Report how many lines hold the string "title". Give the number and nothing else.
══ Raw records ══
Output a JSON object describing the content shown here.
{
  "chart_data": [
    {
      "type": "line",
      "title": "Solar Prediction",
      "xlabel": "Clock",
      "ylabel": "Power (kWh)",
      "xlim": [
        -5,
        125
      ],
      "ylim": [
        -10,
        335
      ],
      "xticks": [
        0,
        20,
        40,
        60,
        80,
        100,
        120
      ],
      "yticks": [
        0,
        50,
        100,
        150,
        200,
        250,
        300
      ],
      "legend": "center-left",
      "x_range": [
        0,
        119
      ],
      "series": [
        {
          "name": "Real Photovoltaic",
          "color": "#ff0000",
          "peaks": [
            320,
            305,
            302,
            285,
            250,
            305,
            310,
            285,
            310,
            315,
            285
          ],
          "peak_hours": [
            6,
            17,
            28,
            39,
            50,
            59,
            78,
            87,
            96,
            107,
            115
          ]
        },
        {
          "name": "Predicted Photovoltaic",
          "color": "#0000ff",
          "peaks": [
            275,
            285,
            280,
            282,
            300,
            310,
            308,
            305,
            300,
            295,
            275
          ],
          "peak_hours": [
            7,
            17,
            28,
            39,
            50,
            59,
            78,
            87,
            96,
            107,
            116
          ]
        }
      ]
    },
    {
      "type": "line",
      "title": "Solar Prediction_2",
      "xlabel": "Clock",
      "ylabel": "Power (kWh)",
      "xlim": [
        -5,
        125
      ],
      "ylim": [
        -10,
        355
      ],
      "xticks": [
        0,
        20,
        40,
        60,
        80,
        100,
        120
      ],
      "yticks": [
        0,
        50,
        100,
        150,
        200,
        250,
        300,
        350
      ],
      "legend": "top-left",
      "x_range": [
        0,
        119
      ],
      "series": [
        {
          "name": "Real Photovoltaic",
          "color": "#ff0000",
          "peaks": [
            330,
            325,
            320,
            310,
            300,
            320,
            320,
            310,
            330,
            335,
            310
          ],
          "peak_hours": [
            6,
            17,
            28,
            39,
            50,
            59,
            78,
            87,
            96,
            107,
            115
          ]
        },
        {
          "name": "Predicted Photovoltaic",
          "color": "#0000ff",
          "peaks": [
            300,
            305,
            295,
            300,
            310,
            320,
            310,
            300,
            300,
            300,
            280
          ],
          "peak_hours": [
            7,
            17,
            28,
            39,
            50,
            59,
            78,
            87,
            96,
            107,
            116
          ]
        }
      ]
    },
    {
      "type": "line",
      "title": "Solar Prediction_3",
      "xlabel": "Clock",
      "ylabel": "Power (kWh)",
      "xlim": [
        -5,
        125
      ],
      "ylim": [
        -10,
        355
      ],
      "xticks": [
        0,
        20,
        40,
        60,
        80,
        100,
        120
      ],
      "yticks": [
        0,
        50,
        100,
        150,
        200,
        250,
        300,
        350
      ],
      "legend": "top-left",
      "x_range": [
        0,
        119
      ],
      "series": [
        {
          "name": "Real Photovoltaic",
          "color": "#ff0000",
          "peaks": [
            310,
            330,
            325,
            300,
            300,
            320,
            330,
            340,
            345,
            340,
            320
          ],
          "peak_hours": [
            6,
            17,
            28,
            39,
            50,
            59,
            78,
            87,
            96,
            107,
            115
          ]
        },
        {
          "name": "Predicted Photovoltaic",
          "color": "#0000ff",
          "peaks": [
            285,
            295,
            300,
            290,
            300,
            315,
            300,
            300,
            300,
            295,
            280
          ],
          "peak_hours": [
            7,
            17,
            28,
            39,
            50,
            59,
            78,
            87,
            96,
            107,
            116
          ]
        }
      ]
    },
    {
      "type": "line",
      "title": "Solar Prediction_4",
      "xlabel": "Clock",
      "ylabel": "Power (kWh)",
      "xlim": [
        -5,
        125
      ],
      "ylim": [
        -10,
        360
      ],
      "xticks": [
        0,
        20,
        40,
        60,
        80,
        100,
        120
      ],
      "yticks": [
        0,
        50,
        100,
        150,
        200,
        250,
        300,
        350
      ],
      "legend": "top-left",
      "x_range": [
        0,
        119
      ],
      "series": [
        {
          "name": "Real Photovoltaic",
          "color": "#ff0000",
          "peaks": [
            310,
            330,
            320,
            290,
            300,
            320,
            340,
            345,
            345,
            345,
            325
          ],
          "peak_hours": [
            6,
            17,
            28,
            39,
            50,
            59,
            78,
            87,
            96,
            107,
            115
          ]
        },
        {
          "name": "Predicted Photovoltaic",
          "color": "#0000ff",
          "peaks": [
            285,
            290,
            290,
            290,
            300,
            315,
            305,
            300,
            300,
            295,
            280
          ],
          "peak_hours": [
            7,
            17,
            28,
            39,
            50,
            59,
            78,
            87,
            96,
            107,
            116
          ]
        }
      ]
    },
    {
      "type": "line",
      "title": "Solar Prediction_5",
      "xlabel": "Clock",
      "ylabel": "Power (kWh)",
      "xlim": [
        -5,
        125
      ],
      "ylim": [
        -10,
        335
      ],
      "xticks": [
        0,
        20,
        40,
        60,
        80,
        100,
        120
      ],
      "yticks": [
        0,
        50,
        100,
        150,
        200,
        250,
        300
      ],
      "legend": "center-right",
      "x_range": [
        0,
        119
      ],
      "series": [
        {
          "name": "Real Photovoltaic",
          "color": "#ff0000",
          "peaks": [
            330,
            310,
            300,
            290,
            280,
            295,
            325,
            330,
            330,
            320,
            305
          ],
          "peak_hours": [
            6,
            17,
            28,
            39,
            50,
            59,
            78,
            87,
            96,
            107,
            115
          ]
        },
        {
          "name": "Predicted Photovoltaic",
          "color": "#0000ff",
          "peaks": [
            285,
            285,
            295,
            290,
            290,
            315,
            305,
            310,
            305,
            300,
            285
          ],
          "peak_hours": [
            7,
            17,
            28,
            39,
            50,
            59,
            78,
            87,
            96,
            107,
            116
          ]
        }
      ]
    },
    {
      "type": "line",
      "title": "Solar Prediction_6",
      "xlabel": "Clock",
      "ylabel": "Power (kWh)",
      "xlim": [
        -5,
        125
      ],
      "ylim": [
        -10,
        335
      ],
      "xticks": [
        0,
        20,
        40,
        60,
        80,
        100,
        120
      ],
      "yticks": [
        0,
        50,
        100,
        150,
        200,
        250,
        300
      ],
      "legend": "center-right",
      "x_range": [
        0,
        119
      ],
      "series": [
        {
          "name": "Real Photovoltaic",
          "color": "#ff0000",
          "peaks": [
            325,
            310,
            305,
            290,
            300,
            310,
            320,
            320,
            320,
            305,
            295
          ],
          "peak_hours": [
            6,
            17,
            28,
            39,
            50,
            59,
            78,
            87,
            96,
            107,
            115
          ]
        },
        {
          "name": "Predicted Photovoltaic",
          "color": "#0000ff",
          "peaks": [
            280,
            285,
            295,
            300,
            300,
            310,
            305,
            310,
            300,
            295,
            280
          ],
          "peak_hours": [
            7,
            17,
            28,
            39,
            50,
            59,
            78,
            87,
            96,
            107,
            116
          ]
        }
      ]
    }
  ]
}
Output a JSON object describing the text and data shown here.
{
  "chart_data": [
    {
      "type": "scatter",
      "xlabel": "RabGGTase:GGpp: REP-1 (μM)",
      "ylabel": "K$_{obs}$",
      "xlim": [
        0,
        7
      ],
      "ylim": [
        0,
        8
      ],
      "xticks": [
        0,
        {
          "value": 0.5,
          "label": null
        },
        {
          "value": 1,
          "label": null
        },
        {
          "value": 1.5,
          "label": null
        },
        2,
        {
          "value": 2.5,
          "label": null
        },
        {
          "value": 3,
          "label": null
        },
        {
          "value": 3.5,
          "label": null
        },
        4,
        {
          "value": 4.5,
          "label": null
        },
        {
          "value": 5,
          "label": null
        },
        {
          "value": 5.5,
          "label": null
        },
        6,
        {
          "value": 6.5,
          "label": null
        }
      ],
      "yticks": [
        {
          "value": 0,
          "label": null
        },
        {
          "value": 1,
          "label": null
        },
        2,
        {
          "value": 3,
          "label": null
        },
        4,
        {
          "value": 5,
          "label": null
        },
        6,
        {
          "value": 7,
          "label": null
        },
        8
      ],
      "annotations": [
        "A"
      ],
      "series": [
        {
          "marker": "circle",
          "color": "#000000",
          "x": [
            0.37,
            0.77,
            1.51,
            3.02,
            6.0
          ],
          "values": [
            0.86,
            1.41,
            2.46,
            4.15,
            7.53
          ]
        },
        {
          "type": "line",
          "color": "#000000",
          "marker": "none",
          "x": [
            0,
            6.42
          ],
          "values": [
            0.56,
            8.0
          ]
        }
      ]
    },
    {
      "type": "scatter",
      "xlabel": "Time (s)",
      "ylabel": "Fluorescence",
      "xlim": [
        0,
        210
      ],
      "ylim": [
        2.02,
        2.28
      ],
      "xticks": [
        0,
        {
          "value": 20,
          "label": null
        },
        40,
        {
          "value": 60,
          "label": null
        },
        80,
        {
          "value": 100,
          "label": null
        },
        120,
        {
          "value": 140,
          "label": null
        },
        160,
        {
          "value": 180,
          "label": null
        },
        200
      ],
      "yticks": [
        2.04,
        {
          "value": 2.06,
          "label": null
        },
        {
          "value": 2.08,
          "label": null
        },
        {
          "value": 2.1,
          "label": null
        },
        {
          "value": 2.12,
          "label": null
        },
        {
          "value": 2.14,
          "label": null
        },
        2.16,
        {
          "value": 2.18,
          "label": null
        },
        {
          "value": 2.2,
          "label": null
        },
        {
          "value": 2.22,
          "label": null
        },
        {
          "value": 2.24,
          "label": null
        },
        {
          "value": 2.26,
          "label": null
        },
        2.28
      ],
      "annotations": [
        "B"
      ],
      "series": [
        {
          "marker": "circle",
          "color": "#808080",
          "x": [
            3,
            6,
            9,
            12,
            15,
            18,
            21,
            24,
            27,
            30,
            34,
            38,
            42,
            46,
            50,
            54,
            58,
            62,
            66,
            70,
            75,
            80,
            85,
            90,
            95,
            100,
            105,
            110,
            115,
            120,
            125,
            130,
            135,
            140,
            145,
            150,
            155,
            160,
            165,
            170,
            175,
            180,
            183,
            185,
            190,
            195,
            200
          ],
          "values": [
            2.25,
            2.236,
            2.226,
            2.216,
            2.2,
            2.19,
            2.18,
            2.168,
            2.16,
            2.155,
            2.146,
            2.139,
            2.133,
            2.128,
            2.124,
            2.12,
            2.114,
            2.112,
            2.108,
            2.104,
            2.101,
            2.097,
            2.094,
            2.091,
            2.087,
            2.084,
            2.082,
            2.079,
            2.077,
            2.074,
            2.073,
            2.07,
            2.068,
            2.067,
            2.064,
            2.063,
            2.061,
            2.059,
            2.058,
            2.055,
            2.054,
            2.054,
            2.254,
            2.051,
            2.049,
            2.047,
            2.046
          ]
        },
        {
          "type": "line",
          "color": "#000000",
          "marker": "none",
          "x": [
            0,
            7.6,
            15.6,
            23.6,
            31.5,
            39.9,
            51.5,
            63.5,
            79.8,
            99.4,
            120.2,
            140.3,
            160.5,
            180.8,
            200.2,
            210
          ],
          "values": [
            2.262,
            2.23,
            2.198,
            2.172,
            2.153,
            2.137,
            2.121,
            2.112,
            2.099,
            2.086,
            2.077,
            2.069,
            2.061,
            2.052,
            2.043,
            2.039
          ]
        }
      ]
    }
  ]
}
═══
The solution: 6